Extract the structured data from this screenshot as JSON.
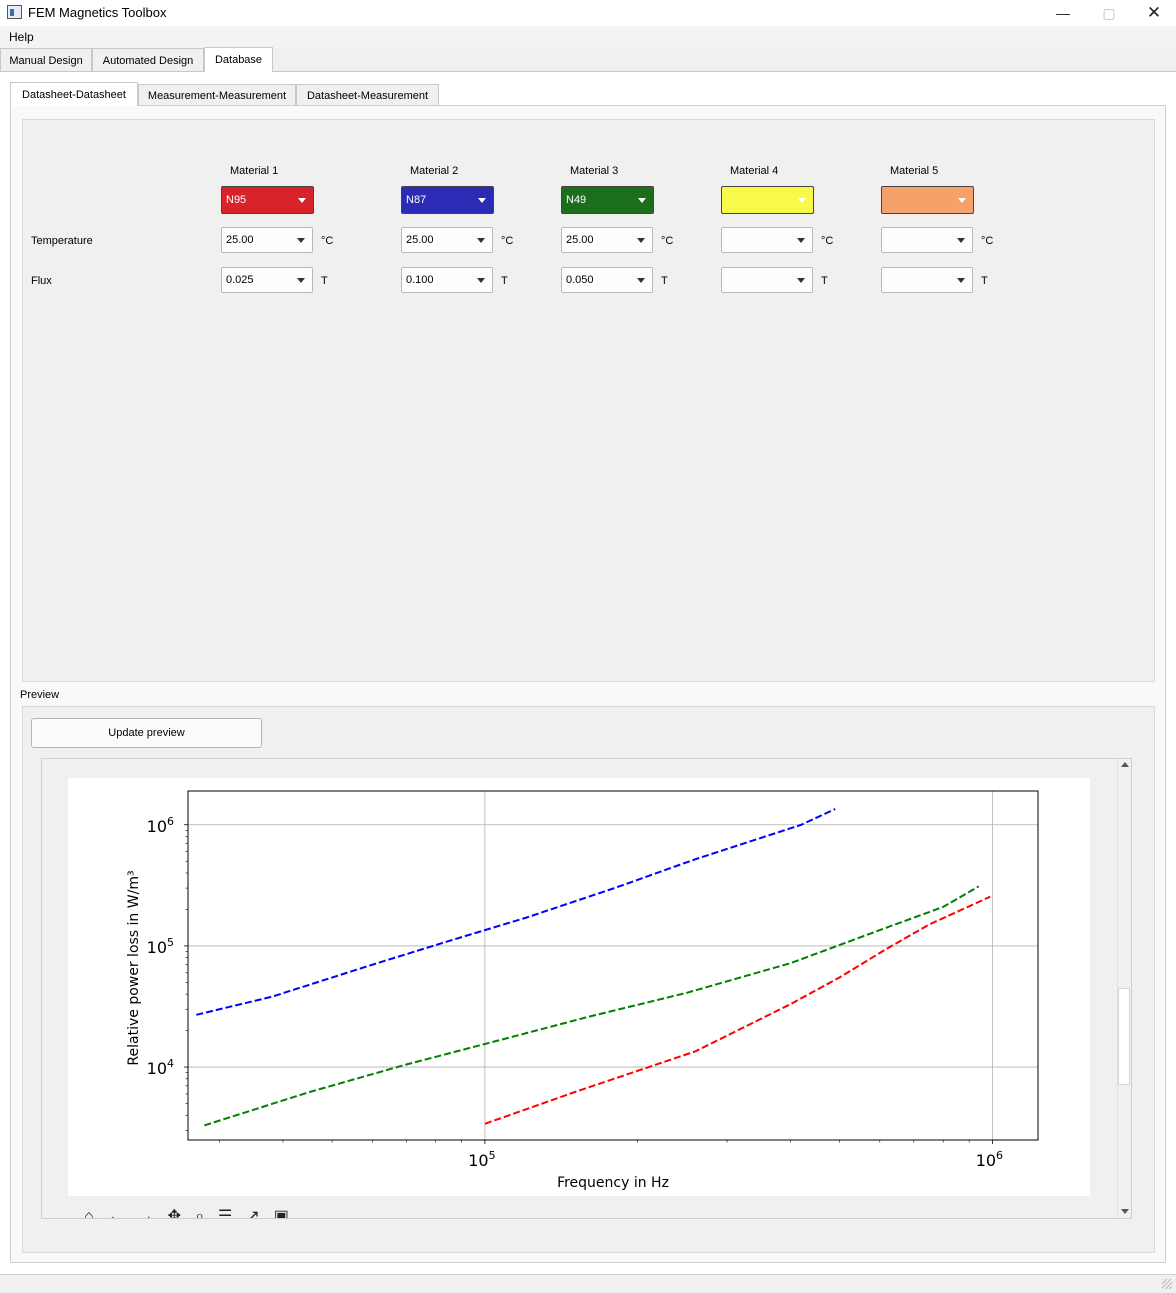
{
  "window": {
    "title": "FEM Magnetics Toolbox",
    "minimize_icon": "minimize-icon",
    "maximize_icon": "maximize-icon",
    "close_icon": "close-icon"
  },
  "menu": {
    "help": "Help"
  },
  "tabs": {
    "manual": "Manual Design",
    "automated": "Automated Design",
    "database": "Database"
  },
  "subtabs": {
    "ds_ds": "Datasheet-Datasheet",
    "m_m": "Measurement-Measurement",
    "ds_m": "Datasheet-Measurement"
  },
  "form": {
    "temperature_label": "Temperature",
    "flux_label": "Flux",
    "temp_unit": "°C",
    "flux_unit": "T",
    "materials": [
      {
        "label": "Material 1",
        "value": "N95",
        "color": "#d8232a",
        "text_color": "#ffffff",
        "temperature": "25.00",
        "flux": "0.025"
      },
      {
        "label": "Material 2",
        "value": "N87",
        "color": "#2b2bb5",
        "text_color": "#ffffff",
        "temperature": "25.00",
        "flux": "0.100"
      },
      {
        "label": "Material 3",
        "value": "N49",
        "color": "#1b6e1b",
        "text_color": "#ffffff",
        "temperature": "25.00",
        "flux": "0.050"
      },
      {
        "label": "Material 4",
        "value": "",
        "color": "#f9f94a",
        "text_color": "#000000",
        "temperature": "",
        "flux": ""
      },
      {
        "label": "Material 5",
        "value": "",
        "color": "#f6a06a",
        "text_color": "#000000",
        "temperature": "",
        "flux": ""
      }
    ]
  },
  "preview": {
    "label": "Preview",
    "update_button": "Update preview"
  },
  "chart_data": {
    "type": "line",
    "xlabel": "Frequency in Hz",
    "ylabel": "Relative power loss in W/m³",
    "xscale": "log",
    "yscale": "log",
    "xlim": [
      26000,
      1230000
    ],
    "ylim": [
      2500,
      1900000
    ],
    "xticks": [
      100000,
      1000000
    ],
    "yticks": [
      10000,
      100000,
      1000000
    ],
    "grid": true,
    "series": [
      {
        "color": "#0000ff",
        "style": "dashed",
        "x": [
          27000,
          38000,
          60000,
          85000,
          120000,
          180000,
          260000,
          420000,
          490000
        ],
        "y": [
          27000,
          38000,
          70000,
          110000,
          170000,
          300000,
          520000,
          1000000,
          1350000
        ]
      },
      {
        "color": "#008000",
        "style": "dashed",
        "x": [
          28000,
          45000,
          70000,
          100000,
          160000,
          250000,
          400000,
          600000,
          800000,
          940000
        ],
        "y": [
          3300,
          6200,
          10500,
          15500,
          26000,
          41000,
          72000,
          135000,
          210000,
          310000
        ]
      },
      {
        "color": "#ff0000",
        "style": "dashed",
        "x": [
          100000,
          150000,
          260000,
          400000,
          500000,
          620000,
          750000,
          990000
        ],
        "y": [
          3400,
          6200,
          13500,
          33000,
          55000,
          95000,
          150000,
          255000
        ]
      }
    ]
  }
}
•••
Required work. Gather up every line from the listing above in which the word "value" occurs.

Reply.
        "value": "N95",
        "value": "N87",
        "value": "N49",
        "value": "",
        "value": "",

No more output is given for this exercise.